SHORT EXERCISE:
Filter the entries below, keeping only lines with the word "node".

Recorded data

#####

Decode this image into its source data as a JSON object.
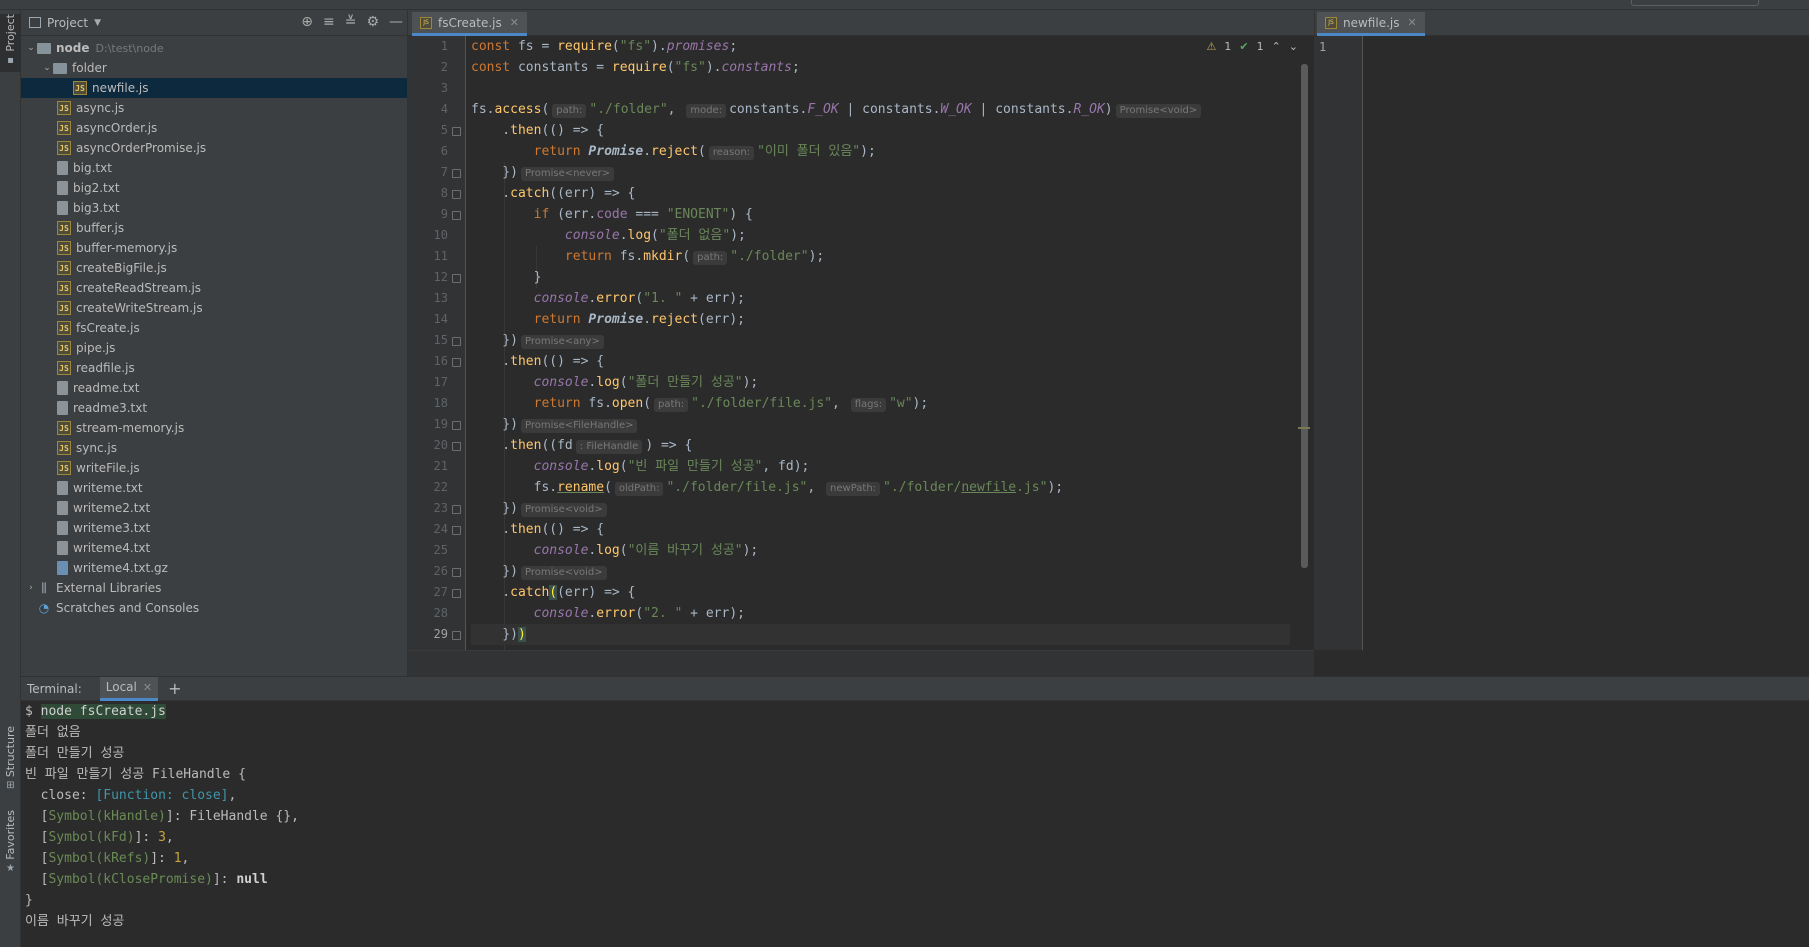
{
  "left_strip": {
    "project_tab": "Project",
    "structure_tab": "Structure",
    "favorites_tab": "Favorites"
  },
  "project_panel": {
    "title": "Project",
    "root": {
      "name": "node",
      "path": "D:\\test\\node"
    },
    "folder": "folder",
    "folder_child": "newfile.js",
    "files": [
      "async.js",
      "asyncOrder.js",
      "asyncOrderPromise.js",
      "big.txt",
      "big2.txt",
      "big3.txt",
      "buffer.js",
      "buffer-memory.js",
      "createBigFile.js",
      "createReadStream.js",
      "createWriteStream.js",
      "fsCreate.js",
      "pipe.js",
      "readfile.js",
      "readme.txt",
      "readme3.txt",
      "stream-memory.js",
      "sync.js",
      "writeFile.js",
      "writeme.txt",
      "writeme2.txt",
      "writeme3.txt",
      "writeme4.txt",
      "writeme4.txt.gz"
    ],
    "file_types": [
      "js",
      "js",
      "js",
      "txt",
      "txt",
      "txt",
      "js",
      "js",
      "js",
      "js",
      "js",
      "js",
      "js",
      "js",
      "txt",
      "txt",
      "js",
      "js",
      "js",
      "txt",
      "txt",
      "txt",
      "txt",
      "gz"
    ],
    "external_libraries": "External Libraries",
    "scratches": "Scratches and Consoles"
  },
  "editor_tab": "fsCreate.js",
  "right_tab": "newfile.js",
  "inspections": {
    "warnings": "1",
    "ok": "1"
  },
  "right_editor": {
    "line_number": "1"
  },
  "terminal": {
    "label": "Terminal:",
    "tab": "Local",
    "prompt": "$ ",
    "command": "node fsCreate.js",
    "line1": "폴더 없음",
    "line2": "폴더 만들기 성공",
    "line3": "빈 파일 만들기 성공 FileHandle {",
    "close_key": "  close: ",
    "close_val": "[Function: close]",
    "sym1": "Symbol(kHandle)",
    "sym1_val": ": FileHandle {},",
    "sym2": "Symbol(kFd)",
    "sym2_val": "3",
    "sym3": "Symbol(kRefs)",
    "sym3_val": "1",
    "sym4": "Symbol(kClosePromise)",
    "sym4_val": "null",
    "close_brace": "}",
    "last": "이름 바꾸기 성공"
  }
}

#####

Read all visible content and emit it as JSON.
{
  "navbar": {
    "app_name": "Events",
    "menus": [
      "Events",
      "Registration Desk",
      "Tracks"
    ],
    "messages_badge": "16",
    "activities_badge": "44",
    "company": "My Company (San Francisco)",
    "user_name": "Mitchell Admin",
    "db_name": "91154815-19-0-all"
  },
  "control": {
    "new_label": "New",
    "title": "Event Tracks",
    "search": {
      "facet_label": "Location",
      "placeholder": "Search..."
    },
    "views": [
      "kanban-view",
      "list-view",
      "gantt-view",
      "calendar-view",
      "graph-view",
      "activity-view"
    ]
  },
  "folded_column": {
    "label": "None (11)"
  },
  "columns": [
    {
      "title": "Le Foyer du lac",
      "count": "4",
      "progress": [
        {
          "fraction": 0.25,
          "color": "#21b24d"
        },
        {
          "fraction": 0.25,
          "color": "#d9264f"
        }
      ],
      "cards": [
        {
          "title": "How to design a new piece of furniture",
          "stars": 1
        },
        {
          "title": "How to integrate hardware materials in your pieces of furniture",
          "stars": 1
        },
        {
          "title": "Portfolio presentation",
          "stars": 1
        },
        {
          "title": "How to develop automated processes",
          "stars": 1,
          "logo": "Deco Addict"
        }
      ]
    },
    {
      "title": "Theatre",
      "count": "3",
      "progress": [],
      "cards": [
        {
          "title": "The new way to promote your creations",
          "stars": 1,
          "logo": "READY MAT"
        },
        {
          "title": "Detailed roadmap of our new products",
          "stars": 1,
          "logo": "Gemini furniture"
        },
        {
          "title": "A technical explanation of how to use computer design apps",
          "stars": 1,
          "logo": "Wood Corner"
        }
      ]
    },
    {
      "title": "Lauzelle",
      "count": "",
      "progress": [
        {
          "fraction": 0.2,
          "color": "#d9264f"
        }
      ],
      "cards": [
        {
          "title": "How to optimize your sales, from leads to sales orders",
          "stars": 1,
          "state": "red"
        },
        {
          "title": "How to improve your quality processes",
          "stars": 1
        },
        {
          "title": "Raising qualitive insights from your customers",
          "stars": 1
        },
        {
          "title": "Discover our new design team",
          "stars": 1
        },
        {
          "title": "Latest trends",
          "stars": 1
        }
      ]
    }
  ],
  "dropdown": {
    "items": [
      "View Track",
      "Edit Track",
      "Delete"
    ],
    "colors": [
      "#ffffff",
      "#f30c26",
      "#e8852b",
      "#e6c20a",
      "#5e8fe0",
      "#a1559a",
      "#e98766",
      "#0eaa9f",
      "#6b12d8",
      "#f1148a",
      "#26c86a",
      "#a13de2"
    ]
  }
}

#####

EXERCISE RESULT:
      "name": "node",
      "path": "D:\\test\\node"
    "command": "node fsCreate.js",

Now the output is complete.